-- Your instructions --
Copy out each line that mentions the word "acesta".

-- Entries shown --
----------------

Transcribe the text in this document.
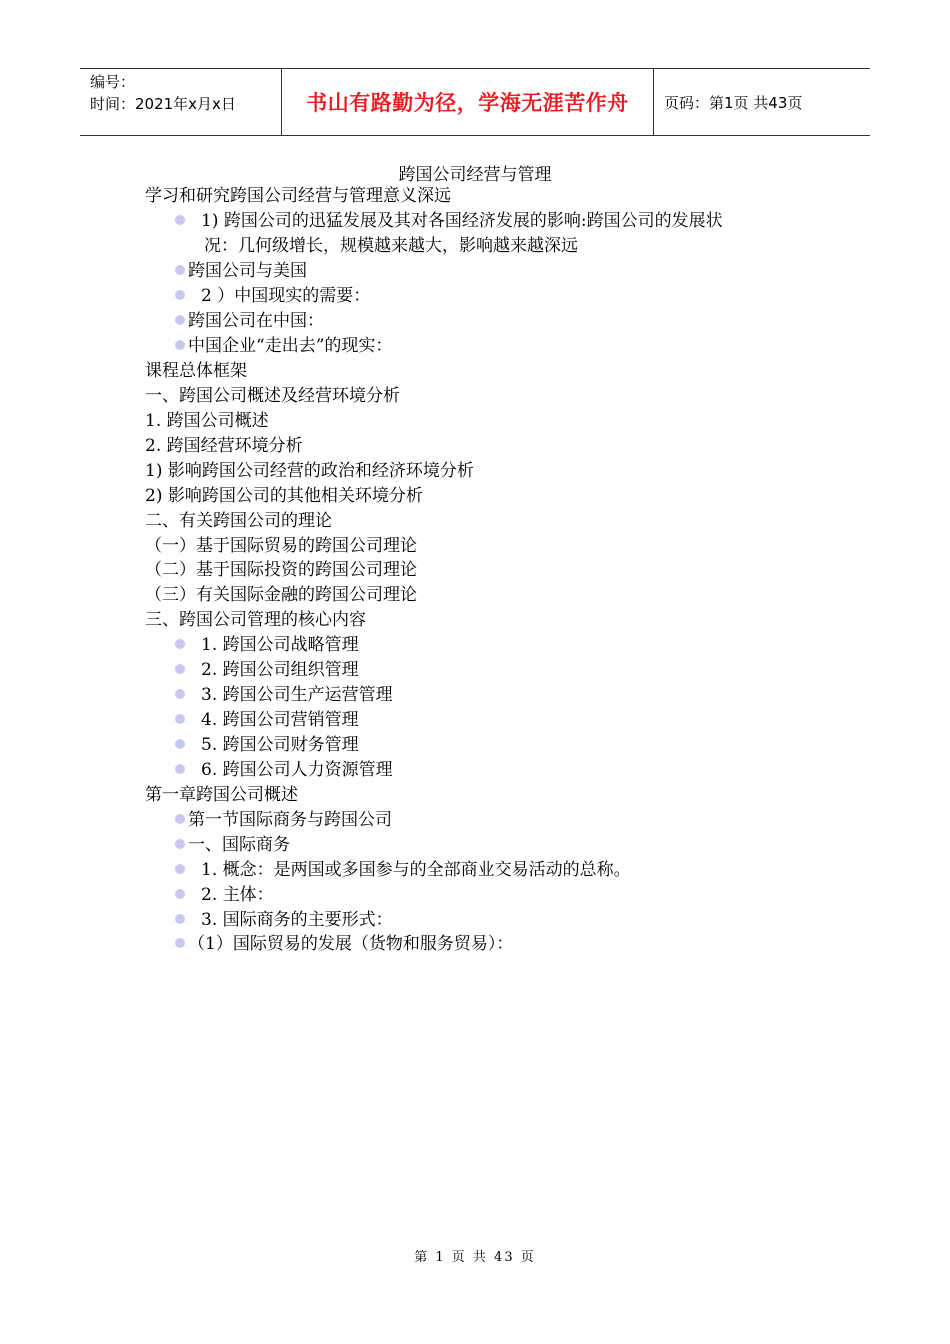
编号：
时间：2021年x月x日	书山有路勤为径，学海无涯苦作舟 页码：第1页 共43页
跨国公司经营与管理
学习和研究跨国公司经营与管理意义深远
1) 跨国公司的迅猛发展及其对各国经济发展的影响:跨国公司的发展状
况：几何级增长，规模越来越大，影响越来越深远
跨国公司与美国
2 ）中国现实的需要：
跨国公司在中国：
中国企业“走出去”的现实：
课程总体框架
一、跨国公司概述及经营环境分析
1. 跨国公司概述
2. 跨国经营环境分析
1) 影响跨国公司经营的政治和经济环境分析
2) 影响跨国公司的其他相关环境分析
二、有关跨国公司的理论
（一）基于国际贸易的跨国公司理论
（二）基于国际投资的跨国公司理论
（三）有关国际金融的跨国公司理论
三、跨国公司管理的核心内容
1. 跨国公司战略管理
2. 跨国公司组织管理
3. 跨国公司生产运营管理
4. 跨国公司营销管理
5. 跨国公司财务管理
6. 跨国公司人力资源管理
第一章跨国公司概述
第一节国际商务与跨国公司
一、国际商务
1. 概念：是两国或多国参与的全部商业交易活动的总称。
2. 主体：
3. 国际商务的主要形式：
（1）国际贸易的发展（货物和服务贸易）：
第 1 页 共 43 页
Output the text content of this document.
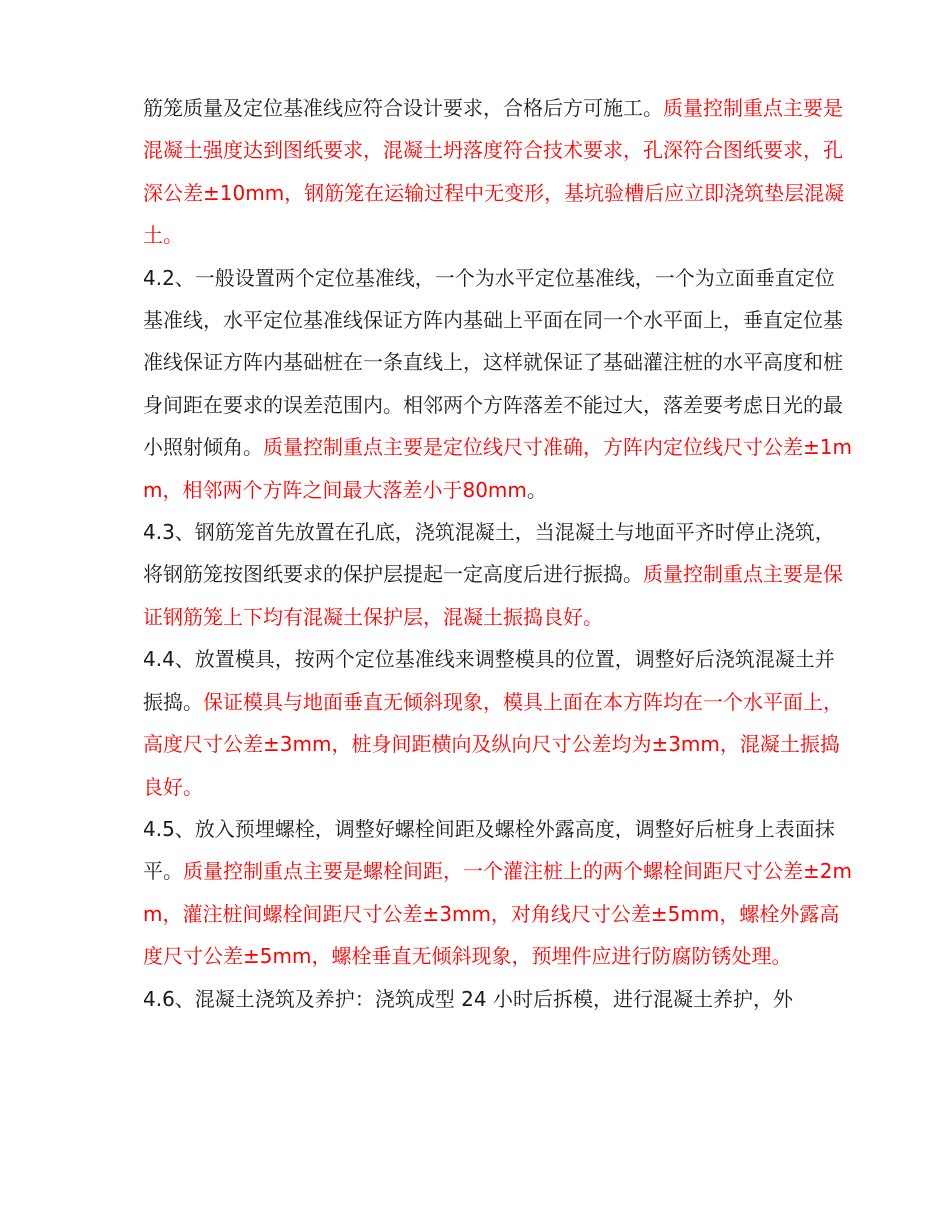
筋笼质量及定位基准线应符合设计要求，合格后方可施工。质量控制重点主要是混凝土强度达到图纸要求，混凝土坍落度符合技术要求，孔深符合图纸要求，孔深公差±10mm，钢筋笼在运输过程中无变形，基坑验槽后应立即浇筑垫层混凝土。

4.2、一般设置两个定位基准线，一个为水平定位基准线，一个为立面垂直定位基准线，水平定位基准线保证方阵内基础上平面在同一个水平面上，垂直定位基准线保证方阵内基础桩在一条直线上，这样就保证了基础灌注桩的水平高度和桩身间距在要求的误差范围内。相邻两个方阵落差不能过大，落差要考虑日光的最小照射倾角。质量控制重点主要是定位线尺寸准确，方阵内定位线尺寸公差±1mm，相邻两个方阵之间最大落差小于80mm。

4.3、钢筋笼首先放置在孔底，浇筑混凝土，当混凝土与地面平齐时停止浇筑，将钢筋笼按图纸要求的保护层提起一定高度后进行振捣。质量控制重点主要是保证钢筋笼上下均有混凝土保护层，混凝土振捣良好。

4.4、放置模具，按两个定位基准线来调整模具的位置，调整好后浇筑混凝土并振捣。保证模具与地面垂直无倾斜现象，模具上面在本方阵均在一个水平面上，高度尺寸公差±3mm，桩身间距横向及纵向尺寸公差均为±3mm，混凝土振捣良好。

4.5、放入预埋螺栓，调整好螺栓间距及螺栓外露高度，调整好后桩身上表面抹平。质量控制重点主要是螺栓间距，一个灌注桩上的两个螺栓间距尺寸公差±2mm，灌注桩间螺栓间距尺寸公差±3mm，对角线尺寸公差±5mm，螺栓外露高度尺寸公差±5mm，螺栓垂直无倾斜现象，预埋件应进行防腐防锈处理。

4.6、混凝土浇筑及养护：浇筑成型 24 小时后拆模，进行混凝土养护，外
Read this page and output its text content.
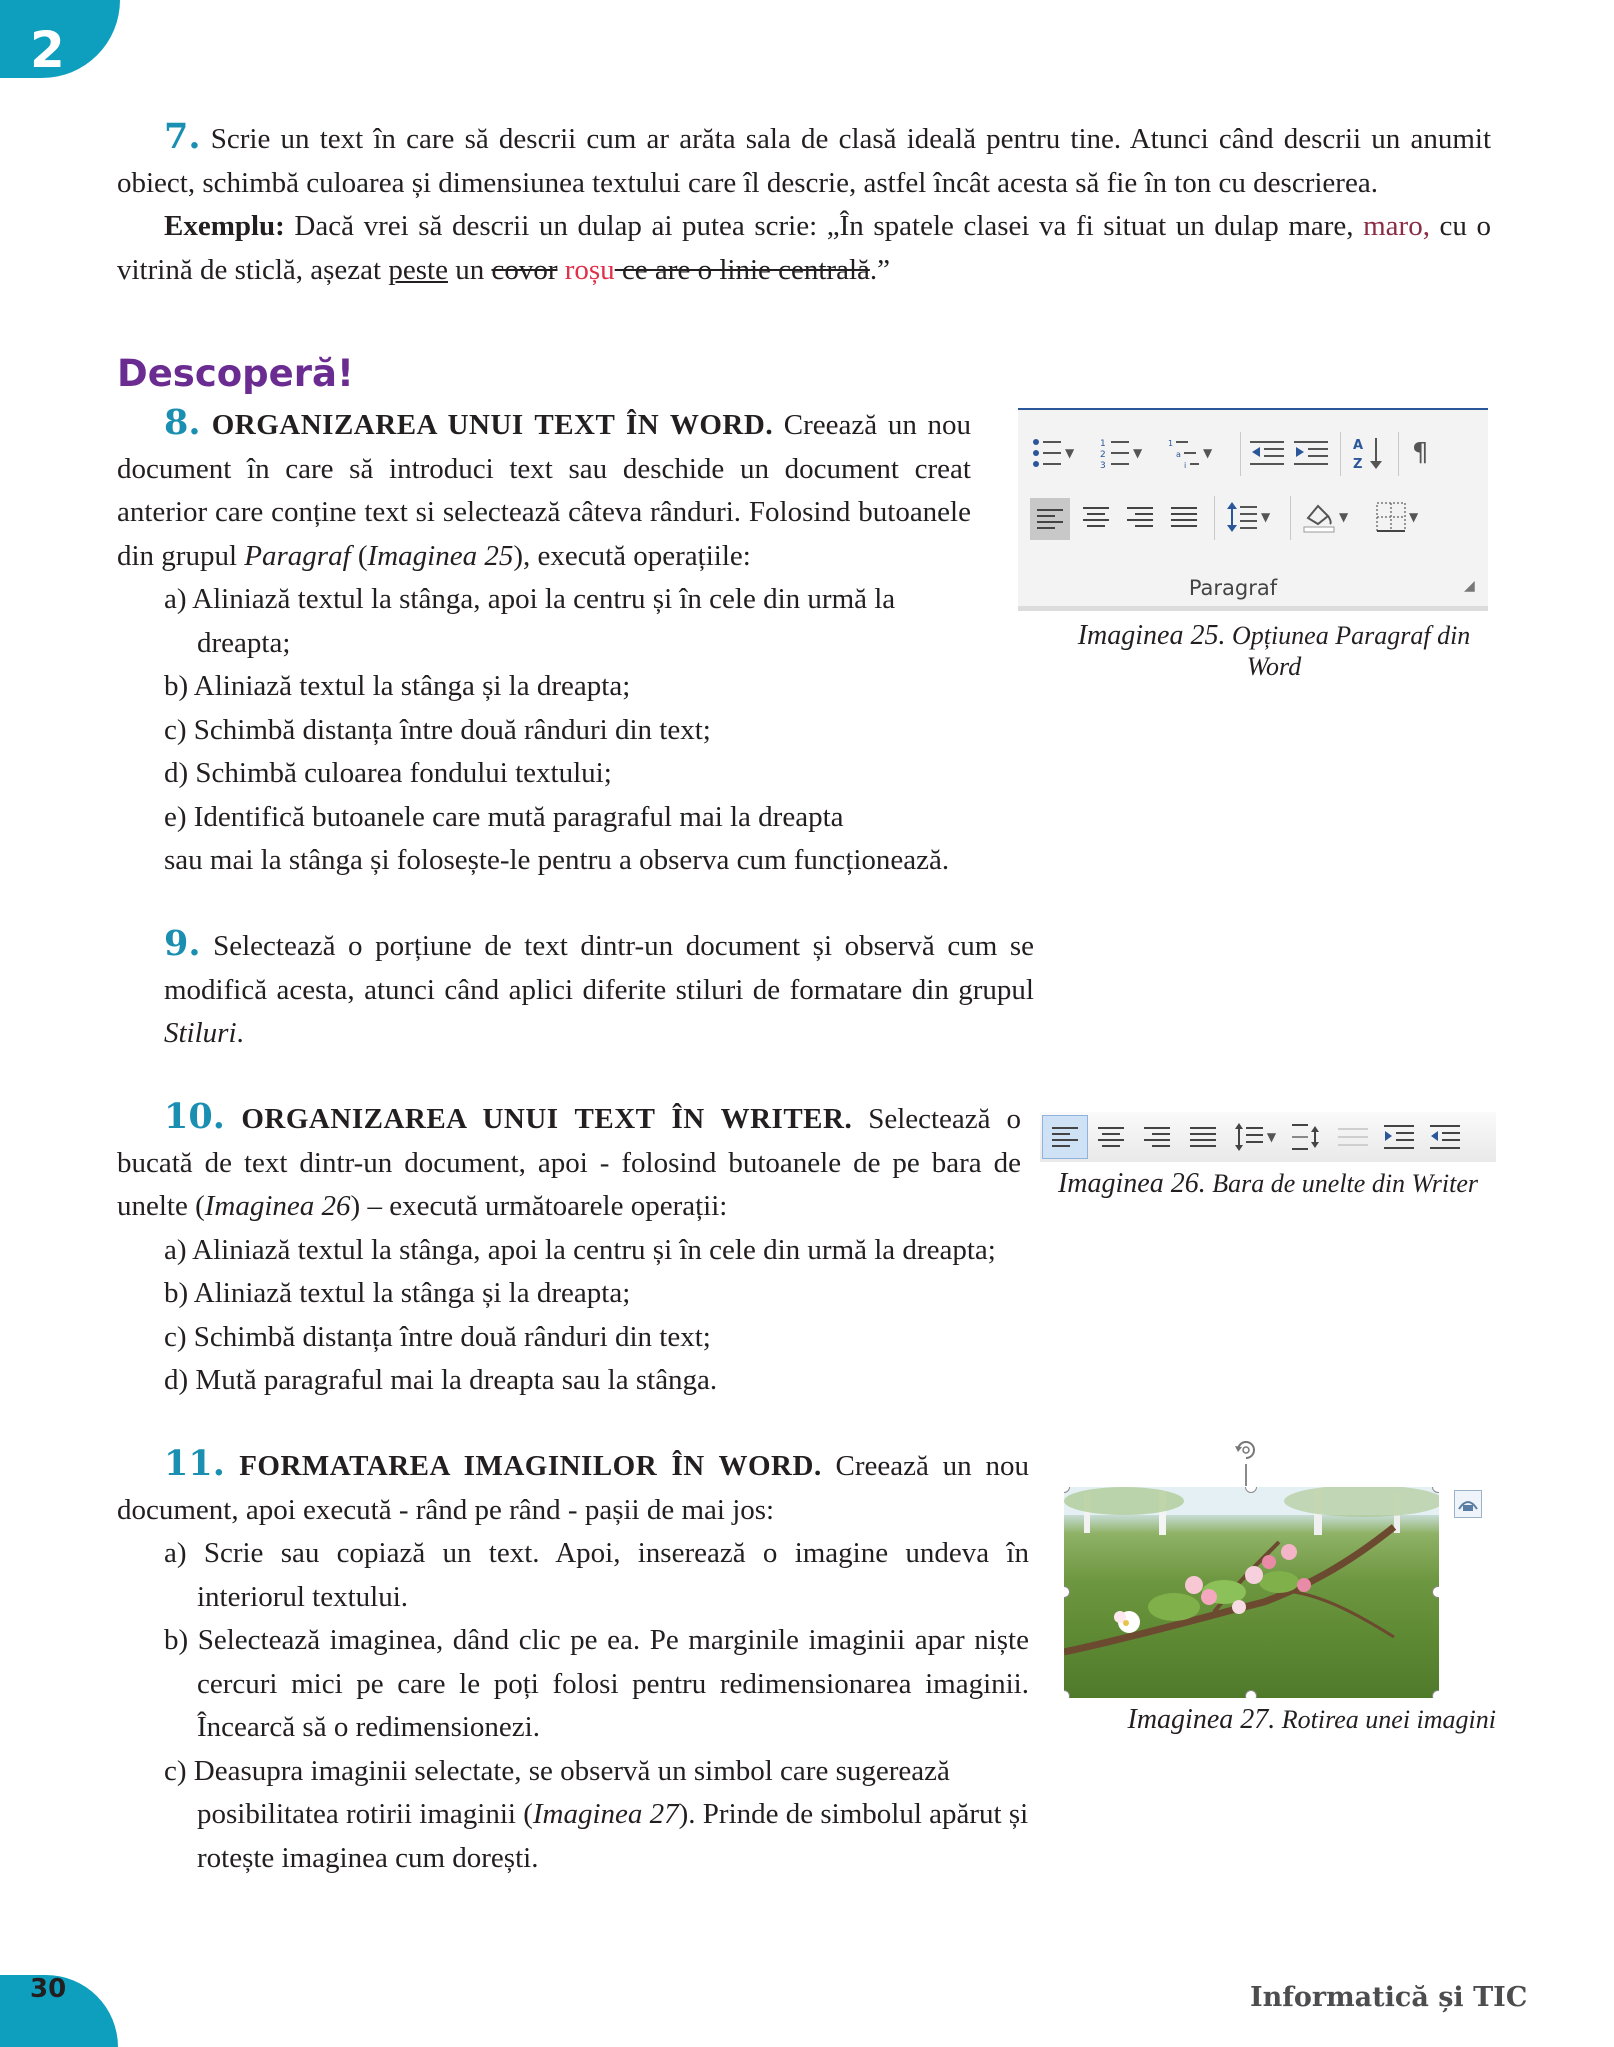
2
30	Informatică și TIC

7. Scrie un text în care să descrii cum ar arăta sala de clasă ideală pentru tine. Atunci când descrii un anumit obiect, schimbă culoarea și dimensiunea textului care îl descrie, astfel încât acesta să fie în ton cu descrierea.

Exemplu: Dacă vrei să descrii un dulap ai putea scrie: „În spatele clasei va fi situat un dulap mare, maro, cu o vitrină de sticlă, așezat peste un covor roșu ce are o linie centrală.”

Descoperă!

8. ORGANIZAREA UNUI TEXT ÎN WORD. Creează un nou document în care să introduci text sau deschide un document creat anterior care conține text si selectează câteva rânduri. Folosind butoanele din grupul Paragraf (Imaginea 25), execută operațiile:

a) Aliniază textul la stânga, apoi la centru și în cele din urmă la dreapta;

b) Aliniază textul la stânga și la dreapta;

c) Schimbă distanța între două rânduri din text;

d) Schimbă culoarea fondului textului;

e) Identifică butoanele care mută paragraful mai la dreapta

sau mai la stânga și folosește-le pentru a observa cum funcționează.

▼
1
2
3
▼
1
a
i
▼	A
Z ¶
▼	▼	▼
Paragraf	◢
Imaginea 25. Opțiunea Paragraf din Word

9. Selectează o porțiune de text dintr-un document și observă cum se modifică acesta, atunci când aplici diferite stiluri de formatare din grupul Stiluri.

10. ORGANIZAREA UNUI TEXT ÎN WRITER. Selectează o bucată de text dintr-un document, apoi - folosind butoanele de pe bara de unelte (Imaginea 26) – execută următoarele operații:

a) Aliniază textul la stânga, apoi la centru și în cele din urmă la dreapta;

b) Aliniază textul la stânga și la dreapta;

c) Schimbă distanța între două rânduri din text;

d) Mută paragraful mai la dreapta sau la stânga.

▼
Imaginea 26. Bara de unelte din Writer

11. FORMATAREA IMAGINILOR ÎN WORD. Creează un nou document, apoi execută - rând pe rând - pașii de mai jos:

a) Scrie sau copiază un text. Apoi, inserează o imagine undeva în interiorul textului.

b) Selectează imaginea, dând clic pe ea. Pe marginile imaginii apar niște cercuri mici pe care le poți folosi pentru redimensionarea imaginii. Încearcă să o redimensionezi.

c) Deasupra imaginii selectate, se observă un simbol care sugerează posibilitatea rotirii imaginii (Imaginea 27). Prinde de simbolul apărut și rotește imaginea cum dorești.

Imaginea 27. Rotirea unei imagini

----------------

-- Written solution --
7. Scrie un text în care să descrii cum ar arăta sala de clasă ideală pentru tine. Atunci când descrii un anumit obiect, schimbă culoarea și dimensiunea textului care îl descrie, astfel încât acesta să fie în ton cu descrierea.
9. Selectează o porțiune de text dintr-un document și observă cum se modifică acesta, atunci când aplici diferite stiluri de formatare din grupul Stiluri.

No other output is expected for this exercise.